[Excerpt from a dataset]
★ ★ ★ ★ ★ ★ ★

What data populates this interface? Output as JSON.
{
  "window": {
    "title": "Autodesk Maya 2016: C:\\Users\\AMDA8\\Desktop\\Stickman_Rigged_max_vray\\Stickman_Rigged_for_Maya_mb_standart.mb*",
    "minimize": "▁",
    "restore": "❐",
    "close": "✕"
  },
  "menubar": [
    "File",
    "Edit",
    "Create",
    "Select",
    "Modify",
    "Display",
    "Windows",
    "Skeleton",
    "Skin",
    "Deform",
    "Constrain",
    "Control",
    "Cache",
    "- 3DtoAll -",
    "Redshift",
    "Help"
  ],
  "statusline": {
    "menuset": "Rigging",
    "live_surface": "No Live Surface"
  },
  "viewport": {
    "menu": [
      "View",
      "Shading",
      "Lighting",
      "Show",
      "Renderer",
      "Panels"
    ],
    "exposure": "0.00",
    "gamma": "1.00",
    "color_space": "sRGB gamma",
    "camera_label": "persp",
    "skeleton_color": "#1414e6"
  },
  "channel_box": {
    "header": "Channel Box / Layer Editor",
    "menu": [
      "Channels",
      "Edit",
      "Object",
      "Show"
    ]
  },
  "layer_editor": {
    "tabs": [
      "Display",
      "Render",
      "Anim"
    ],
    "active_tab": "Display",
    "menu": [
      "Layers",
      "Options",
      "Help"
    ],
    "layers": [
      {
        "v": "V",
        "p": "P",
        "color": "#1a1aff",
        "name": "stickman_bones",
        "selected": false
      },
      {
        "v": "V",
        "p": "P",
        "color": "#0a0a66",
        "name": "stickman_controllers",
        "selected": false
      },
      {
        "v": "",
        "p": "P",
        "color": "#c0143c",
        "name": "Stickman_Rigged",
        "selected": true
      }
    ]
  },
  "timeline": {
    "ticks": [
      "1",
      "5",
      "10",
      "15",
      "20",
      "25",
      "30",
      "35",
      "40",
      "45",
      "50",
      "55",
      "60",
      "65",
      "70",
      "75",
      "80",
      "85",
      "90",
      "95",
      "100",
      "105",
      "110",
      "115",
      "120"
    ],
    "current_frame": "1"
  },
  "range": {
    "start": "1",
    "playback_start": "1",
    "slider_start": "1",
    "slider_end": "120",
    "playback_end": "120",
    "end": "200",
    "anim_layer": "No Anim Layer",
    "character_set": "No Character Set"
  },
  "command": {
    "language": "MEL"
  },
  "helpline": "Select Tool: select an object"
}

★ ★ ★ ★ ★ ★ ★

Your goal:
Write out every line exactly as it stands.

Solution to the exercise:
What data populates this interface? Output as JSON.
{
  "window": {
    "title": "Autodesk Maya 2016: C:\\Users\\AMDA8\\Desktop\\Stickman_Rigged_max_vray\\Stickman_Rigged_for_Maya_mb_standart.mb*",
    "minimize": "▁",
    "restore": "❐",
    "close": "✕"
  },
  "menubar": [
    "File",
    "Edit",
    "Create",
    "Select",
    "Modify",
    "Display",
    "Windows",
    "Skeleton",
    "Skin",
    "Deform",
    "Constrain",
    "Control",
    "Cache",
    "- 3DtoAll -",
    "Redshift",
    "Help"
  ],
  "statusline": {
    "menuset": "Rigging",
    "live_surface": "No Live Surface"
  },
  "viewport": {
    "menu": [
      "View",
      "Shading",
      "Lighting",
      "Show",
      "Renderer",
      "Panels"
    ],
    "exposure": "0.00",
    "gamma": "1.00",
    "color_space": "sRGB gamma",
    "camera_label": "persp",
    "skeleton_color": "#1414e6"
  },
  "channel_box": {
    "header": "Channel Box / Layer Editor",
    "menu": [
      "Channels",
      "Edit",
      "Object",
      "Show"
    ]
  },
  "layer_editor": {
    "tabs": [
      "Display",
      "Render",
      "Anim"
    ],
    "active_tab": "Display",
    "menu": [
      "Layers",
      "Options",
      "Help"
    ],
    "layers": [
      {
        "v": "V",
        "p": "P",
        "color": "#1a1aff",
        "name": "stickman_bones",
        "selected": false
      },
      {
        "v": "V",
        "p": "P",
        "color": "#0a0a66",
        "name": "stickman_controllers",
        "selected": false
      },
      {
        "v": "",
        "p": "P",
        "color": "#c0143c",
        "name": "Stickman_Rigged",
        "selected": true
      }
    ]
  },
  "timeline": {
    "ticks": [
      "1",
      "5",
      "10",
      "15",
      "20",
      "25",
      "30",
      "35",
      "40",
      "45",
      "50",
      "55",
      "60",
      "65",
      "70",
      "75",
      "80",
      "85",
      "90",
      "95",
      "100",
      "105",
      "110",
      "115",
      "120"
    ],
    "current_frame": "1"
  },
  "range": {
    "start": "1",
    "playback_start": "1",
    "slider_start": "1",
    "slider_end": "120",
    "playback_end": "120",
    "end": "200",
    "anim_layer": "No Anim Layer",
    "character_set": "No Character Set"
  },
  "command": {
    "language": "MEL"
  },
  "helpline": "Select Tool: select an object"
}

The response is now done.